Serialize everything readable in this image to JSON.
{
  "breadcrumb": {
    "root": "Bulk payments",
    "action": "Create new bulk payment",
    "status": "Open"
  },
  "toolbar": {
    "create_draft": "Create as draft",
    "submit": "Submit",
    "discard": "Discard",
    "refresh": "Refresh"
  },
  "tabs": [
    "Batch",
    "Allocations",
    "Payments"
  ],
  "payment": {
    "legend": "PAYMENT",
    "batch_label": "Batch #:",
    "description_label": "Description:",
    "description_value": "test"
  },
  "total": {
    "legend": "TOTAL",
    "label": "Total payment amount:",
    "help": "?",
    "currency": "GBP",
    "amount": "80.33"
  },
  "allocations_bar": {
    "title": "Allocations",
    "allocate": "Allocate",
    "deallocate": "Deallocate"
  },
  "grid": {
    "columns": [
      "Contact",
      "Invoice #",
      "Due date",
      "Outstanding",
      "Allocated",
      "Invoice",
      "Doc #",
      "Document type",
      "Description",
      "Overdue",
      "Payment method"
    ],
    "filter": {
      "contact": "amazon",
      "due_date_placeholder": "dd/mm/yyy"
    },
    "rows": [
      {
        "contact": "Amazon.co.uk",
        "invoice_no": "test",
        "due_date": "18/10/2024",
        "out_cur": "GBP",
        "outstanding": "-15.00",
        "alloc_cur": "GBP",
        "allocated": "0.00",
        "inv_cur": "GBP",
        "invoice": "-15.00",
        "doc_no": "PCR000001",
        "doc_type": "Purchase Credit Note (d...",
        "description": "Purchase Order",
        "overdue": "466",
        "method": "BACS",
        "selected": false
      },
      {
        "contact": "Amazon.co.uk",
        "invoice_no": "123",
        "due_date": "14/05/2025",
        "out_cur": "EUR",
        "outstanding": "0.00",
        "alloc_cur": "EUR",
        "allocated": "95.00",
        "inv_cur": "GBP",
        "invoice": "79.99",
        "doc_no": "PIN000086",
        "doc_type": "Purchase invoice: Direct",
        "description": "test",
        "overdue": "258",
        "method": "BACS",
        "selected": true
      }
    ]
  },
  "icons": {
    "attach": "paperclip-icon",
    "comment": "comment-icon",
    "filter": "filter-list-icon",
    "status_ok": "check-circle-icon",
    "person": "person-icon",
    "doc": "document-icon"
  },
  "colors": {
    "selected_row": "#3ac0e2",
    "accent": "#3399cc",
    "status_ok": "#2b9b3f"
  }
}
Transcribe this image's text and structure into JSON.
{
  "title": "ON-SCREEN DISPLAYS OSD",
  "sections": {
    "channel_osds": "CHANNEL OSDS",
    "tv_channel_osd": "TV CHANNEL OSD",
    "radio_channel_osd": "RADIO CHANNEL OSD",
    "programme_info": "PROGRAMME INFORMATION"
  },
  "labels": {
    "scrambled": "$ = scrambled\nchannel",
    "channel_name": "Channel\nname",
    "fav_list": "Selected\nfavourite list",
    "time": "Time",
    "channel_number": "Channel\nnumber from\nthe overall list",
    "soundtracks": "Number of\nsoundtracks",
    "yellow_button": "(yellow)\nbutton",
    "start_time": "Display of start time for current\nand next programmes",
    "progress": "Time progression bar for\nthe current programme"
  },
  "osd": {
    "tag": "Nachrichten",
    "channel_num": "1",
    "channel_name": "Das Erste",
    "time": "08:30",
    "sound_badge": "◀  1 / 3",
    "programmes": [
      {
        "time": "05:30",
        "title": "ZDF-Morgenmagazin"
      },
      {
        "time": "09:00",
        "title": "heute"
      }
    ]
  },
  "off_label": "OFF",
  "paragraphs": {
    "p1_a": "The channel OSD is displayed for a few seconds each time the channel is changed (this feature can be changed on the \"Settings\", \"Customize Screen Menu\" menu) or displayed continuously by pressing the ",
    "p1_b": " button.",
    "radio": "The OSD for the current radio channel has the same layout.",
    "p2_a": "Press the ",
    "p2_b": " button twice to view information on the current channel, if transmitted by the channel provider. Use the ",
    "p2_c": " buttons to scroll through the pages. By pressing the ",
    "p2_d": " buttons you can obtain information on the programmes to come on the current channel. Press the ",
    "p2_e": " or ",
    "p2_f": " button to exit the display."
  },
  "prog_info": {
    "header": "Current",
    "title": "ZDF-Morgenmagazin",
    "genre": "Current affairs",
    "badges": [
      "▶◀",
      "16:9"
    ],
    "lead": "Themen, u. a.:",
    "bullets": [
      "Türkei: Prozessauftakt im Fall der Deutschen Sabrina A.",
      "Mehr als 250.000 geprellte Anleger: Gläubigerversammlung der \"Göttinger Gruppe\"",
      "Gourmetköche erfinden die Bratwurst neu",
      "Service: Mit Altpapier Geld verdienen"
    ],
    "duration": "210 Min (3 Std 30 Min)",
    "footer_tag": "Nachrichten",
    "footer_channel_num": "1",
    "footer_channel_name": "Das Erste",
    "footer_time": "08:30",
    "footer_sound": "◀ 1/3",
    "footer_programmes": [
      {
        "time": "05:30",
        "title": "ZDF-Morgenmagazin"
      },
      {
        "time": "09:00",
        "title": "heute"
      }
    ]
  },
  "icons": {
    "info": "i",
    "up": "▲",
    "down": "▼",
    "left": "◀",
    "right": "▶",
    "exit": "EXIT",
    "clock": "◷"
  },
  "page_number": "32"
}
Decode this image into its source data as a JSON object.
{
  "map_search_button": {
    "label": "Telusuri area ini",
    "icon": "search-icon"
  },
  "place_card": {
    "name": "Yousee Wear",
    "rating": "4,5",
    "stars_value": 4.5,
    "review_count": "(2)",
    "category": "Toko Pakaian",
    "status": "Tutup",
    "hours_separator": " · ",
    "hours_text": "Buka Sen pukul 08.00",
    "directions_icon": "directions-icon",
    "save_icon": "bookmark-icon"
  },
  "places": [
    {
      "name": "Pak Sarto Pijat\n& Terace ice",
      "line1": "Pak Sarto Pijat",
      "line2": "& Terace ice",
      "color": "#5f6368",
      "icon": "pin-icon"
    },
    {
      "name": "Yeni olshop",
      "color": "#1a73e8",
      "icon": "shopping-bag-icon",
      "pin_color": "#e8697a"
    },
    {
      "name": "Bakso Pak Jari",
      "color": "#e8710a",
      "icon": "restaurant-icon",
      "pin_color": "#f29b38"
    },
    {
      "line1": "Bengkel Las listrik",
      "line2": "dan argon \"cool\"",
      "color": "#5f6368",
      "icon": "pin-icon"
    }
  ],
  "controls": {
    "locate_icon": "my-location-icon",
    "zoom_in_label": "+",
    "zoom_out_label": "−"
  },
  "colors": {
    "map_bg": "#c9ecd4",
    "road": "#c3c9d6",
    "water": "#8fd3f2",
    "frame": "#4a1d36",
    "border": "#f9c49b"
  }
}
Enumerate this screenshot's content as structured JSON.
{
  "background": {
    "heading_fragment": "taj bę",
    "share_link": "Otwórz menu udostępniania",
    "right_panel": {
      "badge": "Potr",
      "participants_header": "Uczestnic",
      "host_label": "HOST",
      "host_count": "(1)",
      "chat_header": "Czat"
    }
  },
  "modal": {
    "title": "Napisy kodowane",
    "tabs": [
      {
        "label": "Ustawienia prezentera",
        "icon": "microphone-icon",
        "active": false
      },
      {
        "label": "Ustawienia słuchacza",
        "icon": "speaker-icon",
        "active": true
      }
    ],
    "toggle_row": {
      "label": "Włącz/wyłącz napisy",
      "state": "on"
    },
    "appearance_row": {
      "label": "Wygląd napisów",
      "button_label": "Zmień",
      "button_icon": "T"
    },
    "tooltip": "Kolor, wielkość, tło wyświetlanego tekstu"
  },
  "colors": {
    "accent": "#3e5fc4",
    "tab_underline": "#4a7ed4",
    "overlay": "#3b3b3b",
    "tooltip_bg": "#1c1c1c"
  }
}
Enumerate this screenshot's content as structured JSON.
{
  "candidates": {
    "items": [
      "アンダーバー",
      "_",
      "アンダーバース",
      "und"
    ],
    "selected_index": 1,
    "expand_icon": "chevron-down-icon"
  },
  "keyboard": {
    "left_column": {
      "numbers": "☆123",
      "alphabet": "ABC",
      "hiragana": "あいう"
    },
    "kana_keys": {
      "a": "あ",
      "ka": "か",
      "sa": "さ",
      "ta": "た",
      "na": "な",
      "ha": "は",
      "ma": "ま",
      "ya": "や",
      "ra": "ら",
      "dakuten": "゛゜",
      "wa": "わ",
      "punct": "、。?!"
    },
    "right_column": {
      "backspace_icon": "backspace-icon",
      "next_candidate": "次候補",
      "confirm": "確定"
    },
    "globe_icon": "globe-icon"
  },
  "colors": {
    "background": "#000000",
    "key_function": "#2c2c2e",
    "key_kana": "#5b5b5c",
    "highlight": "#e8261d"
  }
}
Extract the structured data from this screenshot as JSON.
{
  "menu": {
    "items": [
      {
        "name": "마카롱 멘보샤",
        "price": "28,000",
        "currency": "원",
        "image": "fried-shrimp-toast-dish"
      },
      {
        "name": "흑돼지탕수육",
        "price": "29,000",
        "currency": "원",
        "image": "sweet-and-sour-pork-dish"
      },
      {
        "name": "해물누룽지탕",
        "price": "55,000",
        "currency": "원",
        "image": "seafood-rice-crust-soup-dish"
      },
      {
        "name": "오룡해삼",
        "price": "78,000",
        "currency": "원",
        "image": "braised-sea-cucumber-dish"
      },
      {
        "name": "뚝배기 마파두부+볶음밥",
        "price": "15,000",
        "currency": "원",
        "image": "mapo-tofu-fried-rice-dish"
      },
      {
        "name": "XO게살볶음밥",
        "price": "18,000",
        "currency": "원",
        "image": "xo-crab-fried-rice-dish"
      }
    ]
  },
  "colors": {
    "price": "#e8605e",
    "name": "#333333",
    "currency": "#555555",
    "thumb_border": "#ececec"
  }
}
____
• _What to produce_: Nothing but the lines from the one with "Extract the structured" through the end of the data above should be repeated, each exactly as it stands.

• _Answer to this problem_:
Extract the structured data from this screenshot as JSON.
{
  "menu": {
    "items": [
      {
        "name": "마카롱 멘보샤",
        "price": "28,000",
        "currency": "원",
        "image": "fried-shrimp-toast-dish"
      },
      {
        "name": "흑돼지탕수육",
        "price": "29,000",
        "currency": "원",
        "image": "sweet-and-sour-pork-dish"
      },
      {
        "name": "해물누룽지탕",
        "price": "55,000",
        "currency": "원",
        "image": "seafood-rice-crust-soup-dish"
      },
      {
        "name": "오룡해삼",
        "price": "78,000",
        "currency": "원",
        "image": "braised-sea-cucumber-dish"
      },
      {
        "name": "뚝배기 마파두부+볶음밥",
        "price": "15,000",
        "currency": "원",
        "image": "mapo-tofu-fried-rice-dish"
      },
      {
        "name": "XO게살볶음밥",
        "price": "18,000",
        "currency": "원",
        "image": "xo-crab-fried-rice-dish"
      }
    ]
  },
  "colors": {
    "price": "#e8605e",
    "name": "#333333",
    "currency": "#555555",
    "thumb_border": "#ececec"
  }
}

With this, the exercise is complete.